→ **To do**:
Return each line of the data below exactly, omitting any pictures.
**********
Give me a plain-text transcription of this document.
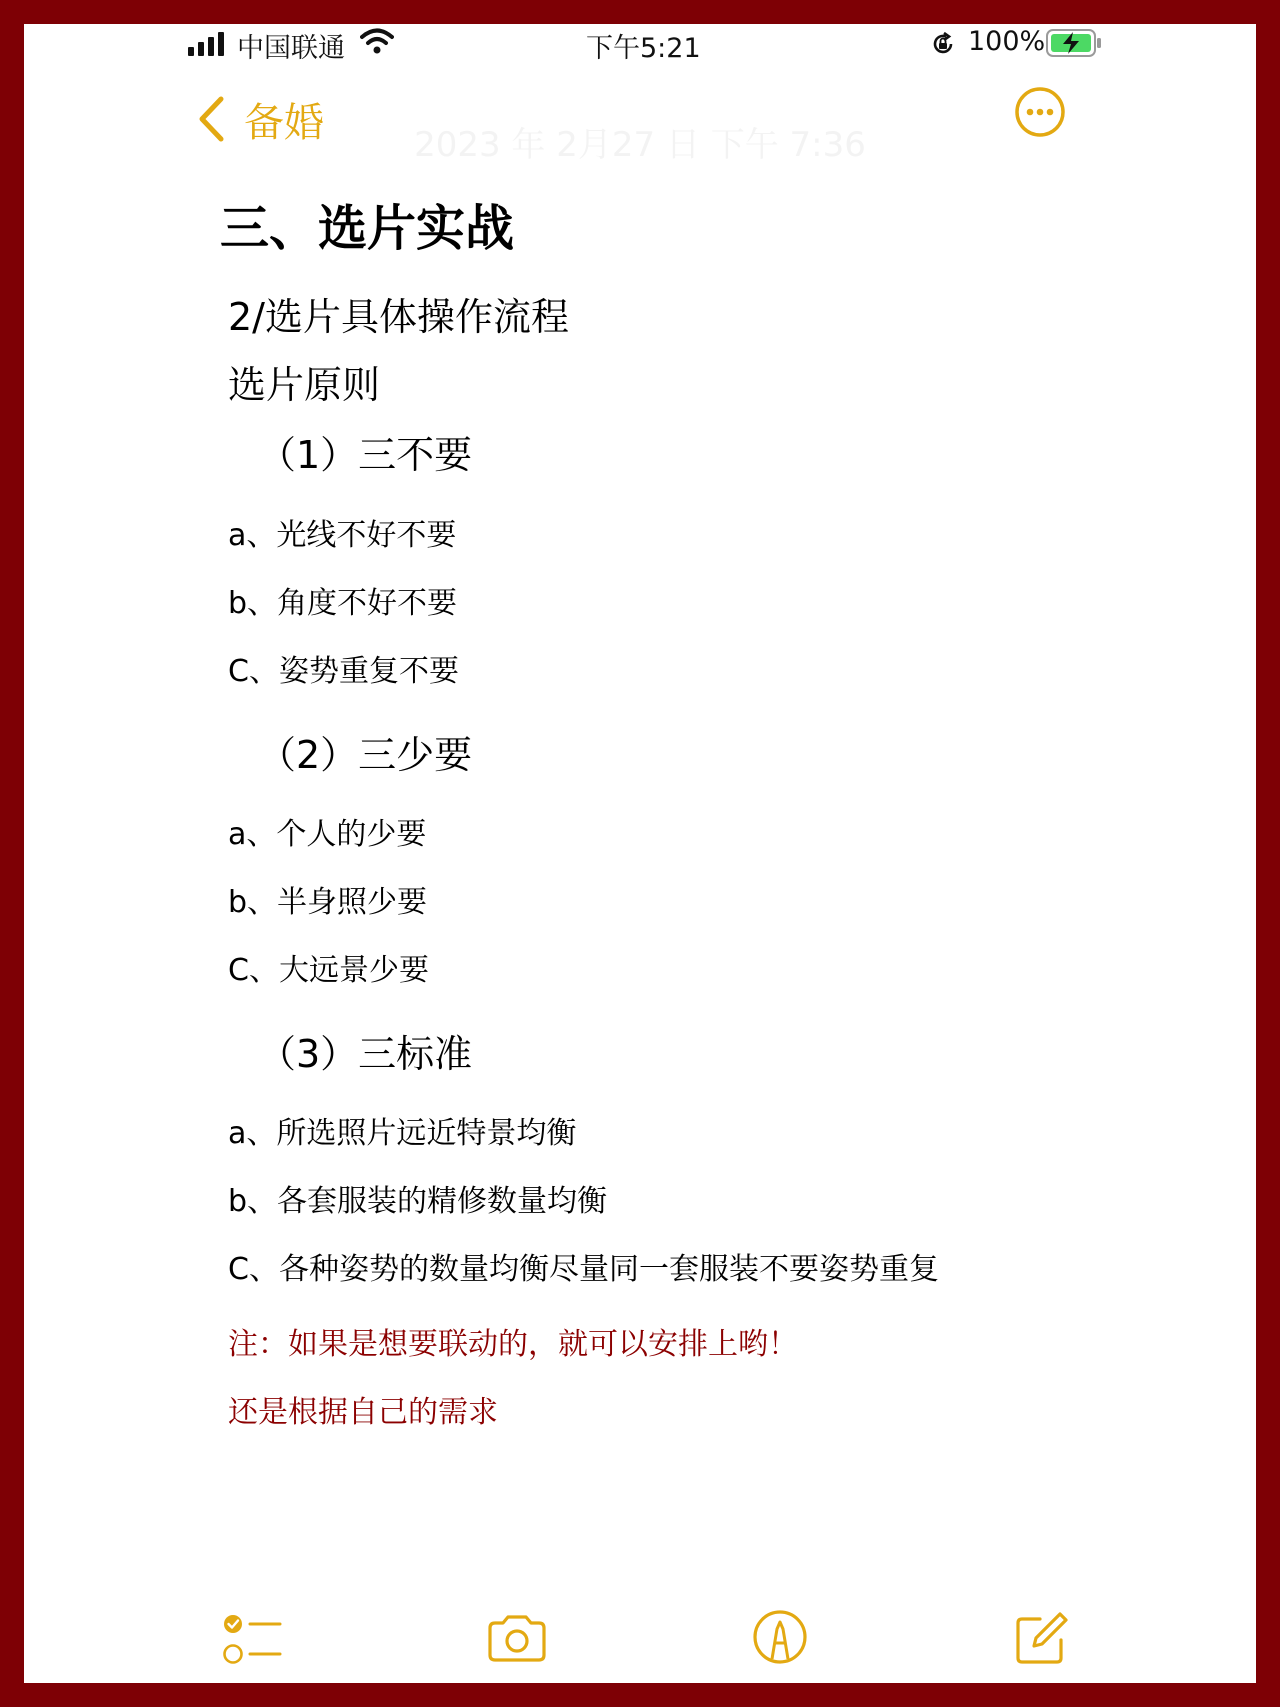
中国联通	下午5:21	100%
备婚	2023 年 2月27 日 下午 7:36
三、选片实战

2/选片具体操作流程

选片原则

（1）三不要

a、光线不好不要

b、角度不好不要

C、姿势重复不要

（2）三少要

a、个人的少要

b、半身照少要

C、大远景少要

（3）三标准

a、所选照片远近特景均衡

b、各套服装的精修数量均衡

C、各种姿势的数量均衡尽量同一套服装不要姿势重复

注：如果是想要联动的，就可以安排上哟！

还是根据自己的需求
**********
→ **Expected output**:
Give me a plain-text transcription of this document.
中国联通	下午5:21	100%
备婚	2023 年 2月27 日 下午 7:36
三、选片实战

2/选片具体操作流程

选片原则

（1）三不要

a、光线不好不要

b、角度不好不要

C、姿势重复不要

（2）三少要

a、个人的少要

b、半身照少要

C、大远景少要

（3）三标准

a、所选照片远近特景均衡

b、各套服装的精修数量均衡

C、各种姿势的数量均衡尽量同一套服装不要姿势重复

注：如果是想要联动的，就可以安排上哟！

还是根据自己的需求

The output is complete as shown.